-------- AVAILABLE DATA --------
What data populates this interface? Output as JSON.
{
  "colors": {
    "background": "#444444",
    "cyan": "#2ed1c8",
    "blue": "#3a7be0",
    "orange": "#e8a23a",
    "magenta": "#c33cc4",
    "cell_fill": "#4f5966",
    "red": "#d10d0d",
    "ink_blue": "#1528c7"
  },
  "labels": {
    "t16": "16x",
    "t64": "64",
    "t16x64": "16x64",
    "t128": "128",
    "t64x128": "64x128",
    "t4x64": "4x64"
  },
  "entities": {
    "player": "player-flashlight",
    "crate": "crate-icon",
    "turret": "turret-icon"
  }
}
--------
WHAT YOU NEED TO DO: Copy each line above that contains the string "icon".

COMPLETE ANSWER:
    "crate": "crate-icon",
    "turret": "turret-icon"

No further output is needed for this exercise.